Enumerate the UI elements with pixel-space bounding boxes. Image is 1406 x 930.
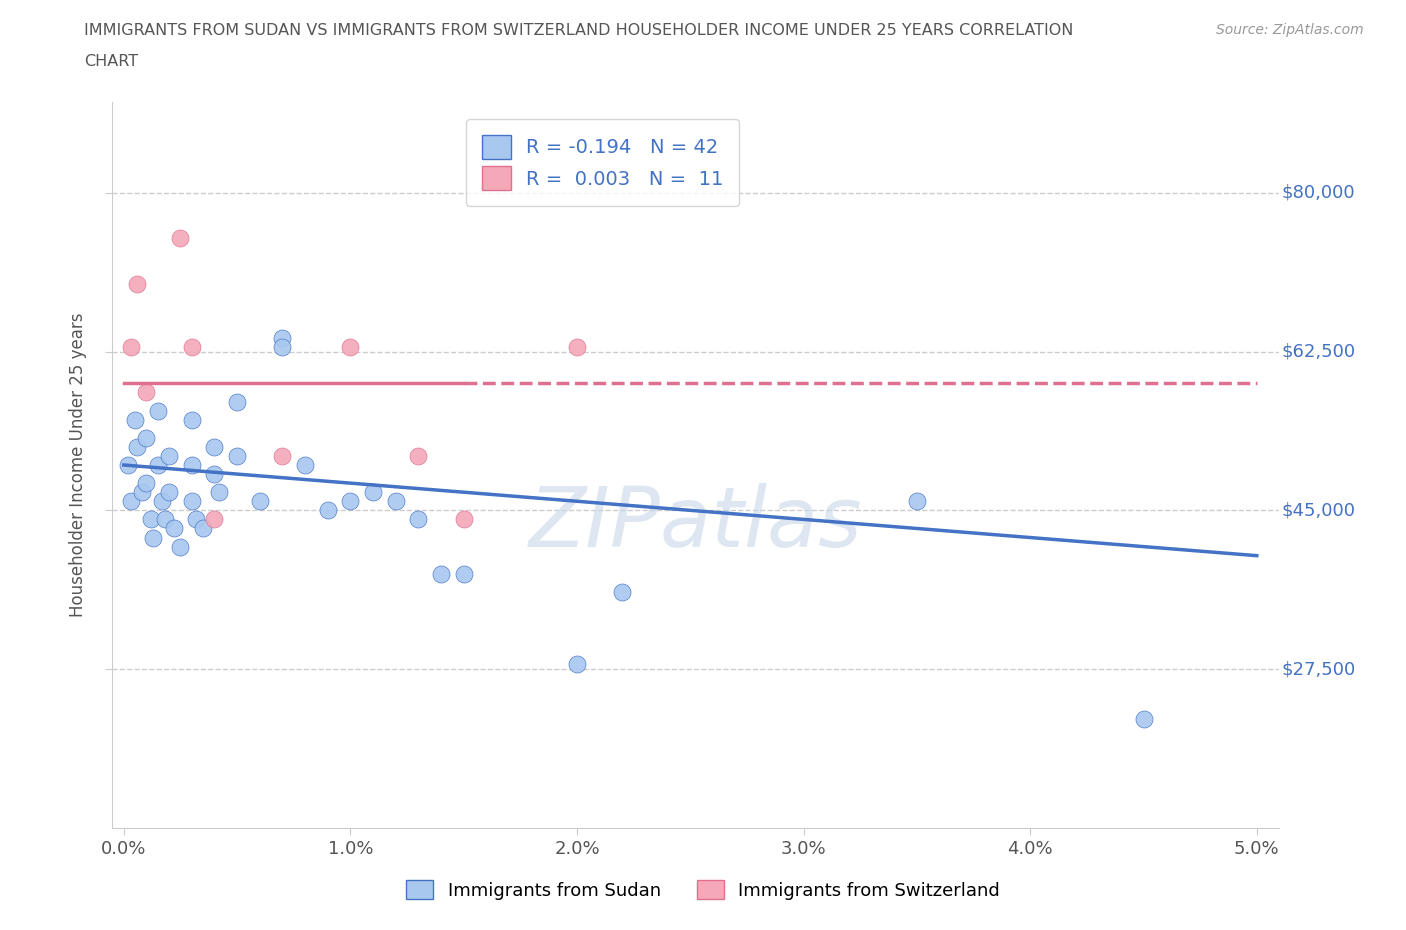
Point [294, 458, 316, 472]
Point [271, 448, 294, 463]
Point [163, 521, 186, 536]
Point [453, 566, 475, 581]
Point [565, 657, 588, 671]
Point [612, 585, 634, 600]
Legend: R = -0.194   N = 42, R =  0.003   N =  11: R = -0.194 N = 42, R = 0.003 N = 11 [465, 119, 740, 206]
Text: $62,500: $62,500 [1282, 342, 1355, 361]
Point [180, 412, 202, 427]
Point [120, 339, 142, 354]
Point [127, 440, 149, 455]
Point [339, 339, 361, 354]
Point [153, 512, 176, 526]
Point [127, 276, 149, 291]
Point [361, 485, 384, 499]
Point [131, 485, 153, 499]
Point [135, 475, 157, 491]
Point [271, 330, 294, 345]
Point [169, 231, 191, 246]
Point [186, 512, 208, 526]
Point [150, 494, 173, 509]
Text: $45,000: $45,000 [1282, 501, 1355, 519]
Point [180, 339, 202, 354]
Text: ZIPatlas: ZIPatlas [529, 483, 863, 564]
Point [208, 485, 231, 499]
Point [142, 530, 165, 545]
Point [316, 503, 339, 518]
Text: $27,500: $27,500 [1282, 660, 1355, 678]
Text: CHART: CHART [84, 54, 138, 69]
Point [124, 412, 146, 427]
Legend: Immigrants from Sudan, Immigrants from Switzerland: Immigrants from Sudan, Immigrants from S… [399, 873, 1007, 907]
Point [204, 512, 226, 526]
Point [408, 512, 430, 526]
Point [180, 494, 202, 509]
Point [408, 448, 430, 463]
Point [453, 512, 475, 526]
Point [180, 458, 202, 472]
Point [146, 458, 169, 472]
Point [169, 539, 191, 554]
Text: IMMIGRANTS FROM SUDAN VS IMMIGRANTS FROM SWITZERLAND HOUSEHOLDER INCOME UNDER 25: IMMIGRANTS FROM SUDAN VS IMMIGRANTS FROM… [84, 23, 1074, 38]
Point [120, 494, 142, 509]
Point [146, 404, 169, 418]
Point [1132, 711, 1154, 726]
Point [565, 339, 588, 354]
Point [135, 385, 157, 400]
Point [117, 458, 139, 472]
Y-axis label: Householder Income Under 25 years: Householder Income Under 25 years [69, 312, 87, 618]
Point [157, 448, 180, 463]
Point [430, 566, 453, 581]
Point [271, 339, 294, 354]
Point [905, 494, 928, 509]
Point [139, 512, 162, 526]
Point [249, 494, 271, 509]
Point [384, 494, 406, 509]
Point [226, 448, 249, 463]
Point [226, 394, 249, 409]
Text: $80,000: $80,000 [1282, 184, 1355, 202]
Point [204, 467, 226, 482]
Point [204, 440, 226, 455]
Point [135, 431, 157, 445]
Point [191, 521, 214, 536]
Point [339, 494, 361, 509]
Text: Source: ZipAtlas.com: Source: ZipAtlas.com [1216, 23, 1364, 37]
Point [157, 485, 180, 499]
= = = = = = =
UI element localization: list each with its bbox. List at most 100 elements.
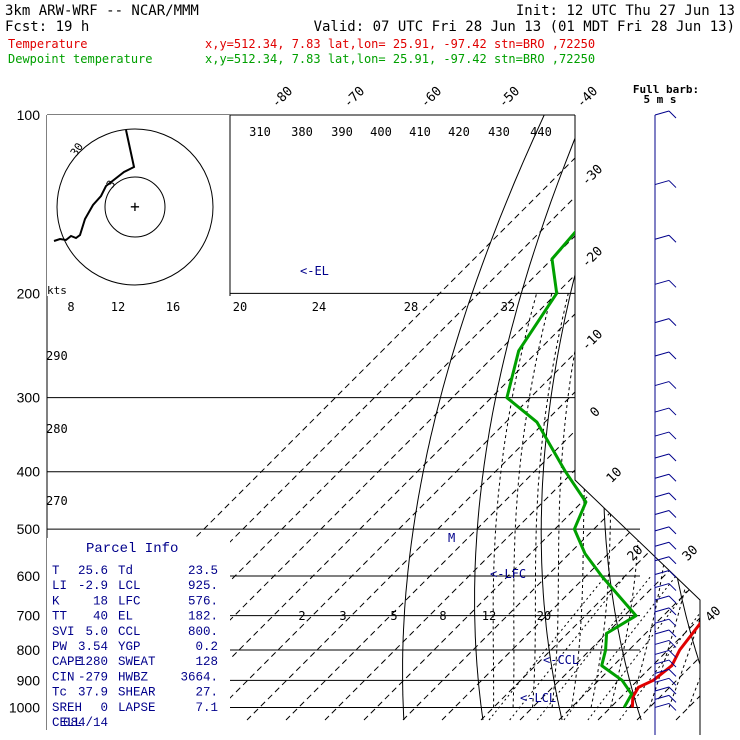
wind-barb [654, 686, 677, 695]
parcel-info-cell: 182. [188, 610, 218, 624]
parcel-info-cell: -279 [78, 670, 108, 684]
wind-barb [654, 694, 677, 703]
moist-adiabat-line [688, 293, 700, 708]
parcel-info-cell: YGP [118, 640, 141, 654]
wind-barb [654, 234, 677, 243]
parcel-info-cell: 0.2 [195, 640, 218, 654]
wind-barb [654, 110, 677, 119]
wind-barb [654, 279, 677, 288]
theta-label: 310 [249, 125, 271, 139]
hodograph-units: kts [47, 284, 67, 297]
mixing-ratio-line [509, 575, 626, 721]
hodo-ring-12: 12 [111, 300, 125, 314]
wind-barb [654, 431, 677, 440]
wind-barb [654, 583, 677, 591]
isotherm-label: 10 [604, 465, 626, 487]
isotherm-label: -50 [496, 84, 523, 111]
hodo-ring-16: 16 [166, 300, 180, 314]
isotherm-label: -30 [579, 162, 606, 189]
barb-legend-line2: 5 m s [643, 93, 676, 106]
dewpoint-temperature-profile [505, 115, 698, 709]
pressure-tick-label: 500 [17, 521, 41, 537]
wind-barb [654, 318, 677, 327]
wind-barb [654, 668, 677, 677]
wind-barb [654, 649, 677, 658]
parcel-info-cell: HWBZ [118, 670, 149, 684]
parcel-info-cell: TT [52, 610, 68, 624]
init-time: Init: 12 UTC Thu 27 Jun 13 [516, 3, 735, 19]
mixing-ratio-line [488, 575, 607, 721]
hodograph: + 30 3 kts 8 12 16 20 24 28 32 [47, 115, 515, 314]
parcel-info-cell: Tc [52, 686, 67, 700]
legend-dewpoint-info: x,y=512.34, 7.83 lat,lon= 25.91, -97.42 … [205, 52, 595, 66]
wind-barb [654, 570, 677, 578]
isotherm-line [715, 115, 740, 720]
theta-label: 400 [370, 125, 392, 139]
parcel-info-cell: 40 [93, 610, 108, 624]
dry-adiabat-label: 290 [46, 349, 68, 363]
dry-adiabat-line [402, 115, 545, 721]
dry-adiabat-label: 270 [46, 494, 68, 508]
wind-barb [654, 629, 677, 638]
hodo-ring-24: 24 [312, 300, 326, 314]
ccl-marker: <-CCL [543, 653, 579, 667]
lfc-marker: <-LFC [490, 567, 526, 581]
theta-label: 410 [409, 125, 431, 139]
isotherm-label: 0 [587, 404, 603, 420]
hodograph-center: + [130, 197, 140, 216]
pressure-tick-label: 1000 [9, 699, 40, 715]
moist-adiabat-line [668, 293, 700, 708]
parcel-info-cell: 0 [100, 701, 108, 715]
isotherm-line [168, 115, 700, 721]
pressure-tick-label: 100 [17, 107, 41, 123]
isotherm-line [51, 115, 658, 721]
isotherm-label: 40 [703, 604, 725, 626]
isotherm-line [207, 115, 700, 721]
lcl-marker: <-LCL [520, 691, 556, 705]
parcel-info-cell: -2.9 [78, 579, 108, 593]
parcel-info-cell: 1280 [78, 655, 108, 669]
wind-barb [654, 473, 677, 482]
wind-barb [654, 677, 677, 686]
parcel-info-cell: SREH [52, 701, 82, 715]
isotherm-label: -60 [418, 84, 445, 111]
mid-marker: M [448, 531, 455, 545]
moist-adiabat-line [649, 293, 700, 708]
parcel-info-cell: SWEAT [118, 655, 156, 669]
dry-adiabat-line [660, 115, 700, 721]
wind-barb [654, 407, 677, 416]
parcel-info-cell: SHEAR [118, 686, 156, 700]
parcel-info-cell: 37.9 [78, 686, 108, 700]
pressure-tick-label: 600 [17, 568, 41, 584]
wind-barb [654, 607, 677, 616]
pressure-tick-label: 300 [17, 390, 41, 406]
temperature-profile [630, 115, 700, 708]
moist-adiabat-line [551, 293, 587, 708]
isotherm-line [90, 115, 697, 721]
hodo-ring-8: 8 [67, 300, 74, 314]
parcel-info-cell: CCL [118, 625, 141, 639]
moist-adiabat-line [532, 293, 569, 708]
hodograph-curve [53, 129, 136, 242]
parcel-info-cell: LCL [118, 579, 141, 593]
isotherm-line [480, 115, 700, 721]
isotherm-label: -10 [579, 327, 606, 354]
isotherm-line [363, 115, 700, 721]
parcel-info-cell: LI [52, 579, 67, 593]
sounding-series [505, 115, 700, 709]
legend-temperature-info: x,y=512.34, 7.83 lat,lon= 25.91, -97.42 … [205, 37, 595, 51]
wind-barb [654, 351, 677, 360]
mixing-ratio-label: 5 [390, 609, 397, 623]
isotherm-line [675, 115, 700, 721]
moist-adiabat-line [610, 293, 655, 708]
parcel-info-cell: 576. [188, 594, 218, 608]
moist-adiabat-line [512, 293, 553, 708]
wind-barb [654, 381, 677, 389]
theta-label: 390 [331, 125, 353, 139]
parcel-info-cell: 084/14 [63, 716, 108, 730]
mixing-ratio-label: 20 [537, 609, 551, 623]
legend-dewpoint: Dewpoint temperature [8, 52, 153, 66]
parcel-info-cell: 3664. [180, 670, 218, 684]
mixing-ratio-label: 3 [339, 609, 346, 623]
= = = = = = =
What is expected: Please find every line in the material above that contains the word "elements" and copy each of those lines in full. Uppercase and lowercase letters must match.

Worked answer:
Enumerate the UI elements with pixel-space bounding boxes. Image is 1406 x 930.
UI element localization: list each with its bbox. List at most 100 elements.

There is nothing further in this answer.